Saved entries:
## begin

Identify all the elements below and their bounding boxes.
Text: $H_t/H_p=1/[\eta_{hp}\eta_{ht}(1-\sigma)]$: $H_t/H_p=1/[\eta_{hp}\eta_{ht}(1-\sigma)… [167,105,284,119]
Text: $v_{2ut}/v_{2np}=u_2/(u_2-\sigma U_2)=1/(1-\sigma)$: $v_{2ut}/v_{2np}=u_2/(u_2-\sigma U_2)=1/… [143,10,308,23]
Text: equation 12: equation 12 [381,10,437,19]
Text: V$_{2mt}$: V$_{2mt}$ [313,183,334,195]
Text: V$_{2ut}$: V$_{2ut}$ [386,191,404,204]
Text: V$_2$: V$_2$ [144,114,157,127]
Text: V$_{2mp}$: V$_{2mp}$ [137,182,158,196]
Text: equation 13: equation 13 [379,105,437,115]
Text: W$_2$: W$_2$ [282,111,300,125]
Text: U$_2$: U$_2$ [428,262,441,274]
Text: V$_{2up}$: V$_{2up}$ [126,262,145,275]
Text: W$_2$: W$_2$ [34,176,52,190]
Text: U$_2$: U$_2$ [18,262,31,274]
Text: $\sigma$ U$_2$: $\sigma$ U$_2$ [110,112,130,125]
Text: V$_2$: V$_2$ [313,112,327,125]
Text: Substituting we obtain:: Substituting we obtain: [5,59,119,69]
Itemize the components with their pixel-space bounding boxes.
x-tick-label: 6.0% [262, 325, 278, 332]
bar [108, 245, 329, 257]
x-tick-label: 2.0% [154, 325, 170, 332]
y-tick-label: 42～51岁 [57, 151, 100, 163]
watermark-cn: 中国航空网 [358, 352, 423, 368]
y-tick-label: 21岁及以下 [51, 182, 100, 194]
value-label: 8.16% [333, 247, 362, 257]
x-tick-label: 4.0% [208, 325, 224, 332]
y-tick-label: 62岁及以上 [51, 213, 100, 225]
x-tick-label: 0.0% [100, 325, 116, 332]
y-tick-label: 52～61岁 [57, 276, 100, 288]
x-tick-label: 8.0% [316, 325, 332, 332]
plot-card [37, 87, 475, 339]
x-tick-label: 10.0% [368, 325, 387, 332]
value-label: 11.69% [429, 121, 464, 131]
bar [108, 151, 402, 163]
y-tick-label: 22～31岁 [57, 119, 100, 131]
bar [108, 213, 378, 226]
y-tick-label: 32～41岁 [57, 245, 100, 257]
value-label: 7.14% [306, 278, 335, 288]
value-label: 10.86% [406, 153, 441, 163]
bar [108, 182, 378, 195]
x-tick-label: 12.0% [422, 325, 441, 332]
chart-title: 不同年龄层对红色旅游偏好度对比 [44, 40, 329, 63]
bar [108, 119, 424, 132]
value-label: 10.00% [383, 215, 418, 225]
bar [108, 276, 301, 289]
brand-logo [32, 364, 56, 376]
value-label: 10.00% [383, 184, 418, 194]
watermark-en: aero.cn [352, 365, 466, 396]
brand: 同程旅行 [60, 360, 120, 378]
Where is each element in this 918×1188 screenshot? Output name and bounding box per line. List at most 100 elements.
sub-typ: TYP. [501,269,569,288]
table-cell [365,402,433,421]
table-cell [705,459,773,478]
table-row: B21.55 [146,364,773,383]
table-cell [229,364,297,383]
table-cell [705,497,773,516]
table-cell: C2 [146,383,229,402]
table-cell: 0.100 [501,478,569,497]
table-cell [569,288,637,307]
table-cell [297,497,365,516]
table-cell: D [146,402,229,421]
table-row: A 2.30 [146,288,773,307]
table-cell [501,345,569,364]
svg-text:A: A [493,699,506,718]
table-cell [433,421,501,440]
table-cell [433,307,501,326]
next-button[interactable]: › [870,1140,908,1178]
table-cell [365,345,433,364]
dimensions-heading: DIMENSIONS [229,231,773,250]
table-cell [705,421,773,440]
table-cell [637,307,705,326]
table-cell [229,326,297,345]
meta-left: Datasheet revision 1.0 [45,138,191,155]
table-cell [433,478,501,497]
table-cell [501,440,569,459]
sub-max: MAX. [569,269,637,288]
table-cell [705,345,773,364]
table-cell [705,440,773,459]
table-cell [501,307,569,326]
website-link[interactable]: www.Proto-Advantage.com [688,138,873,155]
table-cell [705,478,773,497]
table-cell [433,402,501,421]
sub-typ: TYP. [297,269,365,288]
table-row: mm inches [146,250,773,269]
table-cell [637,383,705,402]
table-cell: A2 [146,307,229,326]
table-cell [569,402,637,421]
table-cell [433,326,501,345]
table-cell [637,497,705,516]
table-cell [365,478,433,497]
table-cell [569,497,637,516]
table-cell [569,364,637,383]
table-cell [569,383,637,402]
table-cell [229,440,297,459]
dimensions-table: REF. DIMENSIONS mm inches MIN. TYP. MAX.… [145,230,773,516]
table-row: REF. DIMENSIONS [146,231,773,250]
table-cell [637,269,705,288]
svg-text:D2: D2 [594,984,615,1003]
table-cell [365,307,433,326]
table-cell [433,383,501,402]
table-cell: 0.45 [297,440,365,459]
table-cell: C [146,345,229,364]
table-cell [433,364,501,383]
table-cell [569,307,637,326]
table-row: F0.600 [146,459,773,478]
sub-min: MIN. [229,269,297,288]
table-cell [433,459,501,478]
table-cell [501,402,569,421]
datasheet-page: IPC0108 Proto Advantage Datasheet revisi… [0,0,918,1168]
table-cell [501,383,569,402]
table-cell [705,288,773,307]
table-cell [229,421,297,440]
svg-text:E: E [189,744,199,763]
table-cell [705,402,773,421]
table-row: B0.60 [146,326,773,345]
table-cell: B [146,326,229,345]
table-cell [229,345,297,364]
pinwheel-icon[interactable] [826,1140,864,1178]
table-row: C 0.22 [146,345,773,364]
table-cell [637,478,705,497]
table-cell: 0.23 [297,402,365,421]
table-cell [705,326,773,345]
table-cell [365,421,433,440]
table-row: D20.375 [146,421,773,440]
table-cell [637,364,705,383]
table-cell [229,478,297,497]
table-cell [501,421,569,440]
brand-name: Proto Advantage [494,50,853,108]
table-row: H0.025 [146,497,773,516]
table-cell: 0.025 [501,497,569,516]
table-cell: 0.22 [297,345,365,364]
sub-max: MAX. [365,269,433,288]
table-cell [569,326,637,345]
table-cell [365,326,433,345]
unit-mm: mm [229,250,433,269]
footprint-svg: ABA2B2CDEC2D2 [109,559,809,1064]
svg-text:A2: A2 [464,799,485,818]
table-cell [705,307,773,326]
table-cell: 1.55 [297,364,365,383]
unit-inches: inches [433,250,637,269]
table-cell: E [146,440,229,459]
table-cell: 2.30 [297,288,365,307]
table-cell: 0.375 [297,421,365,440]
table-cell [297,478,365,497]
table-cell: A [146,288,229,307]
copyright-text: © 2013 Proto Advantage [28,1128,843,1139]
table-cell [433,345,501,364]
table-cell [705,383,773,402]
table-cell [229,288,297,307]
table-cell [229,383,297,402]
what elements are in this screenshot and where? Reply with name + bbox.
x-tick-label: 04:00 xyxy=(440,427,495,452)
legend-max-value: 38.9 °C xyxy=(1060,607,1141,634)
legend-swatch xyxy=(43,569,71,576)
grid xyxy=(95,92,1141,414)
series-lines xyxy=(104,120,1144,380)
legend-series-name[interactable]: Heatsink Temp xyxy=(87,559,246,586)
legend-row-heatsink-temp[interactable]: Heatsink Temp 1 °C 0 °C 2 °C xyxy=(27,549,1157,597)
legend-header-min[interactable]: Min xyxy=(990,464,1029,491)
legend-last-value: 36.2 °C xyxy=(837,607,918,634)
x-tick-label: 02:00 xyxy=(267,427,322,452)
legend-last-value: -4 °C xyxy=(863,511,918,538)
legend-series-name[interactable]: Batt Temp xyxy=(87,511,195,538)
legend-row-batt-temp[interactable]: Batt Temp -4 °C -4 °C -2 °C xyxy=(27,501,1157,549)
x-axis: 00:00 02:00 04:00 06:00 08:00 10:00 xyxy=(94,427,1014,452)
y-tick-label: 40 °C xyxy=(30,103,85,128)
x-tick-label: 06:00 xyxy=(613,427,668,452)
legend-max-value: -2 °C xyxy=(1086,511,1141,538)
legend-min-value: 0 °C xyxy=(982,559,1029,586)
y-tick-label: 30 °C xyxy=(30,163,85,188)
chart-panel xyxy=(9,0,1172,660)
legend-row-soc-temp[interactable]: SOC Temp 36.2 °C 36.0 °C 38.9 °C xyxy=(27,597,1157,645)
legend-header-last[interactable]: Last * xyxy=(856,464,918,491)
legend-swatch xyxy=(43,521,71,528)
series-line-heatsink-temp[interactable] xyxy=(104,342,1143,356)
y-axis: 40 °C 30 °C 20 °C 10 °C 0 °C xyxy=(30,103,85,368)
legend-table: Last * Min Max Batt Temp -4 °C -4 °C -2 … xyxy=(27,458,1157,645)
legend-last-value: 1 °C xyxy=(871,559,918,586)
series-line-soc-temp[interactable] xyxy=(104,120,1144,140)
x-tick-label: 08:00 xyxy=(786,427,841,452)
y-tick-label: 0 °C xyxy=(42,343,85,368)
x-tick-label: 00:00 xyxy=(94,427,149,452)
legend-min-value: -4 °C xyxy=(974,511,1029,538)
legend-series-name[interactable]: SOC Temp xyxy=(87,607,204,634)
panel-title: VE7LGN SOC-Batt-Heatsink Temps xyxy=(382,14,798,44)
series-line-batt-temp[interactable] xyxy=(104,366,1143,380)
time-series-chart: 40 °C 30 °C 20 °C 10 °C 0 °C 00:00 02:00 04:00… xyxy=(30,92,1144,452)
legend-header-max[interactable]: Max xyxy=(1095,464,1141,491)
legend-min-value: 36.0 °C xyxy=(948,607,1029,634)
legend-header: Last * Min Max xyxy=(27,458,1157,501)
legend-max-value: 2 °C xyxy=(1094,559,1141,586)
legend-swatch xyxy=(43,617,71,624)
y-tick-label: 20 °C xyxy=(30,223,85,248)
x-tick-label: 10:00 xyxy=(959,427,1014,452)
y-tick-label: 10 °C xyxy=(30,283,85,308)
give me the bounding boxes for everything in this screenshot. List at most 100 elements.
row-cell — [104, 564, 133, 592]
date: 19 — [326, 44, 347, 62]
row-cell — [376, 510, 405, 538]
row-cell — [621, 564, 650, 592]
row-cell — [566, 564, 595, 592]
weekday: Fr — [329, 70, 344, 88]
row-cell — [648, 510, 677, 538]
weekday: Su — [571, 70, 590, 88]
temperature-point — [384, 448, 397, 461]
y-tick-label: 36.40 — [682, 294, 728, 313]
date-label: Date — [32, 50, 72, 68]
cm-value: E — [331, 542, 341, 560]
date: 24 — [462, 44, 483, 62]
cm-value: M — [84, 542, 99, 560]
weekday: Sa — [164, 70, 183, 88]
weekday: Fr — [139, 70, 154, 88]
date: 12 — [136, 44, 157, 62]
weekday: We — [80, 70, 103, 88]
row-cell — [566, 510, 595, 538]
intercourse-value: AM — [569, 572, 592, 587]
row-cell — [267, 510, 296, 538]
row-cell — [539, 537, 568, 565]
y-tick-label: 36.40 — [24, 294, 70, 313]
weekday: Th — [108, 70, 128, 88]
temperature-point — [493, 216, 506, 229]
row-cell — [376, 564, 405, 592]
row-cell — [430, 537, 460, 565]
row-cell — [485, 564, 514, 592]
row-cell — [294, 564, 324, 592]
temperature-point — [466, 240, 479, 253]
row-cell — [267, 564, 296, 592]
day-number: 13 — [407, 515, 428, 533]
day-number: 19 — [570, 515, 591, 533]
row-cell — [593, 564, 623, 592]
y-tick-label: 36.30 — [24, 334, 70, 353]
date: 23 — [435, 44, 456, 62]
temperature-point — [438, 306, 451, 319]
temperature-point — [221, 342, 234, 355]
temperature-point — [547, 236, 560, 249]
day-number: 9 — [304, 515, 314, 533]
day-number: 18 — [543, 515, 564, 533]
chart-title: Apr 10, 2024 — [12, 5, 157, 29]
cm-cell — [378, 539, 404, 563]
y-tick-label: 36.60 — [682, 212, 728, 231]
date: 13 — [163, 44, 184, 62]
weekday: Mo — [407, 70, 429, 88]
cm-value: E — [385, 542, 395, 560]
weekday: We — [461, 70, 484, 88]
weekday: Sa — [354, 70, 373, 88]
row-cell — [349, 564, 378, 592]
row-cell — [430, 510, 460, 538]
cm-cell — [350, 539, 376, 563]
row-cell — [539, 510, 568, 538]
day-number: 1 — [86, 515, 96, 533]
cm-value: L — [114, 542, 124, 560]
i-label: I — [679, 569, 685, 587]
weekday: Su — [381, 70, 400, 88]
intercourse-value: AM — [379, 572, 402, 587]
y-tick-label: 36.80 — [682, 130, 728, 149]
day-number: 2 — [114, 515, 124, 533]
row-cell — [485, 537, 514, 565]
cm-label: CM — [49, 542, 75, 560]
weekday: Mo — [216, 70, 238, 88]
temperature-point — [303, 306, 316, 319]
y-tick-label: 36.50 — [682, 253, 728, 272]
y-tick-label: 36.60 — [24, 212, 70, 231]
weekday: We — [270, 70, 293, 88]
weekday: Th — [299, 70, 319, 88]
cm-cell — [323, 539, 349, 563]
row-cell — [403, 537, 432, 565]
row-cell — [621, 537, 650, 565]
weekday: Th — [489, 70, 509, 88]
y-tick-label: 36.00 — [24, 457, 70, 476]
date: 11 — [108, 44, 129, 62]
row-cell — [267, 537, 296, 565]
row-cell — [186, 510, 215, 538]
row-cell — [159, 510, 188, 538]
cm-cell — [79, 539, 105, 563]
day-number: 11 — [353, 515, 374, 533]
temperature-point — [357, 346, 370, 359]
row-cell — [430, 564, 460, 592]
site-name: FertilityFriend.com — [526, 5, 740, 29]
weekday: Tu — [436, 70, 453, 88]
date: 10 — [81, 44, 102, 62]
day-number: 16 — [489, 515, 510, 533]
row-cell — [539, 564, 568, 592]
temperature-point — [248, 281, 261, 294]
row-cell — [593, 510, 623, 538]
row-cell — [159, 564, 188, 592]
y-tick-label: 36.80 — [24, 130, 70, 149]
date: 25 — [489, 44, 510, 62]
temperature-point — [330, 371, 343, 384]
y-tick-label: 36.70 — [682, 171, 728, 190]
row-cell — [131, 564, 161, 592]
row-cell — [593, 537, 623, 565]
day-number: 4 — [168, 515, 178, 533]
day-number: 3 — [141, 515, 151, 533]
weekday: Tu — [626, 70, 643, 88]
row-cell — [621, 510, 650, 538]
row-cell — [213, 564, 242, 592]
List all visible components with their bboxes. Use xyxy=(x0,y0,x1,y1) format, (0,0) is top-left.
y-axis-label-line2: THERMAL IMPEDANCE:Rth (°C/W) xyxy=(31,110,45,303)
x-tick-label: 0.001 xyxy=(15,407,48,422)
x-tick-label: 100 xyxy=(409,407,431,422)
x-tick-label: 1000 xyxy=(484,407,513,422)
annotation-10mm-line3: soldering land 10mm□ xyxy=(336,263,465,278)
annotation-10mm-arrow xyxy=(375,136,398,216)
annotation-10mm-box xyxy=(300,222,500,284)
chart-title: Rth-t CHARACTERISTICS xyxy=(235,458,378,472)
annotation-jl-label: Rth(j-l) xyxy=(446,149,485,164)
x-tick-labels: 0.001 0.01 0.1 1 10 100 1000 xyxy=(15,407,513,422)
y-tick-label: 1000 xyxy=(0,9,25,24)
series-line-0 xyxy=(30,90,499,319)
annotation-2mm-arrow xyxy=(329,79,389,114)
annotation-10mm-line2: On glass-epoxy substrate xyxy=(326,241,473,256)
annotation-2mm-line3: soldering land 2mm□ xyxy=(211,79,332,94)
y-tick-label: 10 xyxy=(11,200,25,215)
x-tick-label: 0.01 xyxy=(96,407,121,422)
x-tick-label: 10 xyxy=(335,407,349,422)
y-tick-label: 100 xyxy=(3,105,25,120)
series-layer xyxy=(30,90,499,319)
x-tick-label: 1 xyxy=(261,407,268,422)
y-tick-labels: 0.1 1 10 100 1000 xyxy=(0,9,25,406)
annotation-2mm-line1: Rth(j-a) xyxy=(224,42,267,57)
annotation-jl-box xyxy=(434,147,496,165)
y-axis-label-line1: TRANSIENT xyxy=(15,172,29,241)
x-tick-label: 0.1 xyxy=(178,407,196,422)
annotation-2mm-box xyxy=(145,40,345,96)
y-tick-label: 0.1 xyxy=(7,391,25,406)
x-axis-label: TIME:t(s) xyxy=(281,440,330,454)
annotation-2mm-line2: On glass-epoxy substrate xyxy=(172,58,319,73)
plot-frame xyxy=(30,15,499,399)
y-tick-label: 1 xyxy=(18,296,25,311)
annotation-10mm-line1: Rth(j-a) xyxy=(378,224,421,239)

## end

From the start of the saved entries through the line containing "Text: equation 12: equation", change "Identify" to "List" and give those lines again with nothing else altered.

_Solution to this exercise:_
List all the elements below and their bounding boxes.
Text: $H_t/H_p=1/[\eta_{hp}\eta_{ht}(1-\sigma)]$: $H_t/H_p=1/[\eta_{hp}\eta_{ht}(1-\sigma)… [167,105,284,119]
Text: $v_{2ut}/v_{2np}=u_2/(u_2-\sigma U_2)=1/(1-\sigma)$: $v_{2ut}/v_{2np}=u_2/(u_2-\sigma U_2)=1/… [143,10,308,23]
Text: equation 12: equation 12 [381,10,437,19]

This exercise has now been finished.